Work to complete -
Under this task are some entries; return every one of them exactly.

Extracted records -
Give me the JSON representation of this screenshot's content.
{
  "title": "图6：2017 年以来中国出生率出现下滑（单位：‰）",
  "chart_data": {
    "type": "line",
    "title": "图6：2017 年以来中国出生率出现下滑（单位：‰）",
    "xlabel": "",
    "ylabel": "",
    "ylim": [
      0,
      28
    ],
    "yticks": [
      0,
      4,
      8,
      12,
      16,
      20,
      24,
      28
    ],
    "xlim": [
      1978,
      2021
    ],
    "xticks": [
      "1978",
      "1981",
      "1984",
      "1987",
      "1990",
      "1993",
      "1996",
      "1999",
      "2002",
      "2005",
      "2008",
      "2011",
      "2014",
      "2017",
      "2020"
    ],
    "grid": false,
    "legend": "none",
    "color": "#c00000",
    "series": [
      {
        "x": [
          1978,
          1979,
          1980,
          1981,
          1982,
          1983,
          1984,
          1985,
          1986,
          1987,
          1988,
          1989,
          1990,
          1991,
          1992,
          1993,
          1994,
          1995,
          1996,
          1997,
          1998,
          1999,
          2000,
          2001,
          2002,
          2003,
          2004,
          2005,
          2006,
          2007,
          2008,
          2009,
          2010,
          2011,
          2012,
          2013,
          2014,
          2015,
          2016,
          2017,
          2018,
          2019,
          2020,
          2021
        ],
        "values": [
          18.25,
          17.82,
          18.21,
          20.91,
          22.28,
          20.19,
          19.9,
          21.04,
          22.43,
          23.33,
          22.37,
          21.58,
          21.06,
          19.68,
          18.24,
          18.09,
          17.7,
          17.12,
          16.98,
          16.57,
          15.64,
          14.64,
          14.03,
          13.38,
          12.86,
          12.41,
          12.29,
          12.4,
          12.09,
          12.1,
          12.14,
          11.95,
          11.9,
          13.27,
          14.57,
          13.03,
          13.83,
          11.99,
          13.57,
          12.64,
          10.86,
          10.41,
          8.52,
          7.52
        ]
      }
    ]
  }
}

Response to this exercise -
Give me the JSON representation of this screenshot's content.
{
  "title": "图6：2017 年以来中国出生率出现下滑（单位：‰）",
  "chart_data": {
    "type": "line",
    "title": "图6：2017 年以来中国出生率出现下滑（单位：‰）",
    "xlabel": "",
    "ylabel": "",
    "ylim": [
      0,
      28
    ],
    "yticks": [
      0,
      4,
      8,
      12,
      16,
      20,
      24,
      28
    ],
    "xlim": [
      1978,
      2021
    ],
    "xticks": [
      "1978",
      "1981",
      "1984",
      "1987",
      "1990",
      "1993",
      "1996",
      "1999",
      "2002",
      "2005",
      "2008",
      "2011",
      "2014",
      "2017",
      "2020"
    ],
    "grid": false,
    "legend": "none",
    "color": "#c00000",
    "series": [
      {
        "x": [
          1978,
          1979,
          1980,
          1981,
          1982,
          1983,
          1984,
          1985,
          1986,
          1987,
          1988,
          1989,
          1990,
          1991,
          1992,
          1993,
          1994,
          1995,
          1996,
          1997,
          1998,
          1999,
          2000,
          2001,
          2002,
          2003,
          2004,
          2005,
          2006,
          2007,
          2008,
          2009,
          2010,
          2011,
          2012,
          2013,
          2014,
          2015,
          2016,
          2017,
          2018,
          2019,
          2020,
          2021
        ],
        "values": [
          18.25,
          17.82,
          18.21,
          20.91,
          22.28,
          20.19,
          19.9,
          21.04,
          22.43,
          23.33,
          22.37,
          21.58,
          21.06,
          19.68,
          18.24,
          18.09,
          17.7,
          17.12,
          16.98,
          16.57,
          15.64,
          14.64,
          14.03,
          13.38,
          12.86,
          12.41,
          12.29,
          12.4,
          12.09,
          12.1,
          12.14,
          11.95,
          11.9,
          13.27,
          14.57,
          13.03,
          13.83,
          11.99,
          13.57,
          12.64,
          10.86,
          10.41,
          8.52,
          7.52
        ]
      }
    ]
  }
}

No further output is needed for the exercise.